- WHAT TO DO: Select, from the data, each line where "رسول" occurs.
--- BEGIN RAW DATA ---
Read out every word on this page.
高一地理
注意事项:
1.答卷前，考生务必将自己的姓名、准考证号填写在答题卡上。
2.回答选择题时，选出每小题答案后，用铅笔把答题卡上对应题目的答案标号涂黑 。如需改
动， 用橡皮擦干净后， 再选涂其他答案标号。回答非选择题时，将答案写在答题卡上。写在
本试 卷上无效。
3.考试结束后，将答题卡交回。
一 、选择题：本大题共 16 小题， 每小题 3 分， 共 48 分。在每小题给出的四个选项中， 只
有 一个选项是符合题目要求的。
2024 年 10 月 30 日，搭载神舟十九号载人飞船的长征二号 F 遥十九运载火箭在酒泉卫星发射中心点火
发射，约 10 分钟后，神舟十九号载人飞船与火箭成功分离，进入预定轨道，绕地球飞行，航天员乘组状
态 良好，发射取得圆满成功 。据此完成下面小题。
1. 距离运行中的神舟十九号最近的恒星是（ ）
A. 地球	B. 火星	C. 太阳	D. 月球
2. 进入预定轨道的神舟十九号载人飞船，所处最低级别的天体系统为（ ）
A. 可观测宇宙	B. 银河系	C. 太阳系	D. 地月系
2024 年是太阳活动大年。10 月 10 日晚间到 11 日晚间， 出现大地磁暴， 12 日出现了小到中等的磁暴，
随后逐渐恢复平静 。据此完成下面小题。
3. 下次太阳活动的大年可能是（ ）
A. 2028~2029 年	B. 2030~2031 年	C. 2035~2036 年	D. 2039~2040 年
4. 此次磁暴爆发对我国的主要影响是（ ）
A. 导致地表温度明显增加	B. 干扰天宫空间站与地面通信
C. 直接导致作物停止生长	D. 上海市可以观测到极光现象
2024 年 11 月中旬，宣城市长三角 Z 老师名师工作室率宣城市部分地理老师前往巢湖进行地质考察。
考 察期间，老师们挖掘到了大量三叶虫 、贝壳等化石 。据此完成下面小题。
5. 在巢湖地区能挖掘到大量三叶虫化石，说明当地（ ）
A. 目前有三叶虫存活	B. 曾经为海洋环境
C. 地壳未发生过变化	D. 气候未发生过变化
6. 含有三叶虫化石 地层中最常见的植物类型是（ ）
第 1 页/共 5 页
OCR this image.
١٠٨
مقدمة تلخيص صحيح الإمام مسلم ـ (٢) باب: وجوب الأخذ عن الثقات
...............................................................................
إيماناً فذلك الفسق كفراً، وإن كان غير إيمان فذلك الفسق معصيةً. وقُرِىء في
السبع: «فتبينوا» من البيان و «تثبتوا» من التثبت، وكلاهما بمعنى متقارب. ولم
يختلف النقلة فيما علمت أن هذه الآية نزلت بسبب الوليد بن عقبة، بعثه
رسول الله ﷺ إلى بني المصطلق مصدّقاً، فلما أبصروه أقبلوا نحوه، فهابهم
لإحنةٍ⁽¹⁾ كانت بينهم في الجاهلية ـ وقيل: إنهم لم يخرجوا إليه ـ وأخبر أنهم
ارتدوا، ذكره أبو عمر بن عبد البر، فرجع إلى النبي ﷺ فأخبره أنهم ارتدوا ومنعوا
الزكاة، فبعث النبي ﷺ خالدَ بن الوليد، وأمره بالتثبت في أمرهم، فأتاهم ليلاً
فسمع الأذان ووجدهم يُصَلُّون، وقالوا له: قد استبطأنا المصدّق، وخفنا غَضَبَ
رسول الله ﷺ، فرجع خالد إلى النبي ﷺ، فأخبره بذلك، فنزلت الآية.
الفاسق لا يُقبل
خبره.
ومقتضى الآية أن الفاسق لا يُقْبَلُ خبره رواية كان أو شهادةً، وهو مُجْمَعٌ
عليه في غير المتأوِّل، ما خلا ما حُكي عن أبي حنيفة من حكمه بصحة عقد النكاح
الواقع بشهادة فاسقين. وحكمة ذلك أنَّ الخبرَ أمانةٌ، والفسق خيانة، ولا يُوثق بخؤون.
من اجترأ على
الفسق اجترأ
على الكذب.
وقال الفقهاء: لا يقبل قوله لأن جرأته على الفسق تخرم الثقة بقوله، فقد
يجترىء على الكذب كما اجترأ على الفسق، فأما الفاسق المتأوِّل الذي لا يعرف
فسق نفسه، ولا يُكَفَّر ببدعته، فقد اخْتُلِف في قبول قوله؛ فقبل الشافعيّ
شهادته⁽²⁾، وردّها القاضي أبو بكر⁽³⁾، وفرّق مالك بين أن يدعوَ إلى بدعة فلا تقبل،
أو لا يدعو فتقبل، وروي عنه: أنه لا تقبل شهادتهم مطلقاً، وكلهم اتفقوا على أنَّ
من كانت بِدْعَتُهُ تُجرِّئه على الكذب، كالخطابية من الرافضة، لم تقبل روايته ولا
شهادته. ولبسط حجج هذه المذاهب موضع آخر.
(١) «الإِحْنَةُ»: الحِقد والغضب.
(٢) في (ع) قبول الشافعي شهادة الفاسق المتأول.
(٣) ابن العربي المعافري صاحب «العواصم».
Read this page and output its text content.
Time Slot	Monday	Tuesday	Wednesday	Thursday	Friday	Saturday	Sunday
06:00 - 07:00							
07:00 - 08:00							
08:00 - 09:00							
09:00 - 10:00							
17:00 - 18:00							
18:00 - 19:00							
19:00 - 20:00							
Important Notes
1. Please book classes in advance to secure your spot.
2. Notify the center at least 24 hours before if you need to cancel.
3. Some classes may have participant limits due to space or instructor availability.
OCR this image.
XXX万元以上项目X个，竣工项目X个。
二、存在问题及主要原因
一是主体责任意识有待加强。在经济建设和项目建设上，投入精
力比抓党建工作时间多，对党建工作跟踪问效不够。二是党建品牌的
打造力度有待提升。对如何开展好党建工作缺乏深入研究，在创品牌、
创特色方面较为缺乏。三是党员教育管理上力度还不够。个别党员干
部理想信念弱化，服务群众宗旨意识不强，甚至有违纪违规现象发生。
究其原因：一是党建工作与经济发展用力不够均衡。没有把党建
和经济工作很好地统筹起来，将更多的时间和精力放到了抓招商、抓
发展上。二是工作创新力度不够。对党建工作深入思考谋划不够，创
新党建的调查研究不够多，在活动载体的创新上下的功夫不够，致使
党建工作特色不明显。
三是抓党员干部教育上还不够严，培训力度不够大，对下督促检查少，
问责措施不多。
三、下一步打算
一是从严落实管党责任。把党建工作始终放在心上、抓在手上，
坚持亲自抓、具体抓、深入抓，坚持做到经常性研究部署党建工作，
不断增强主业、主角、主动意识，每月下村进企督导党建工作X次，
--- END RAW DATA ---
- EXERCISE RESPONSE:
رسول الله ﷺ إلى بني المصطلق مصدّقاً، فلما أبصروه أقبلوا نحوه، فهابهم
رسول الله ﷺ، فرجع خالد إلى النبي ﷺ، فأخبره بذلك، فنزلت الآية.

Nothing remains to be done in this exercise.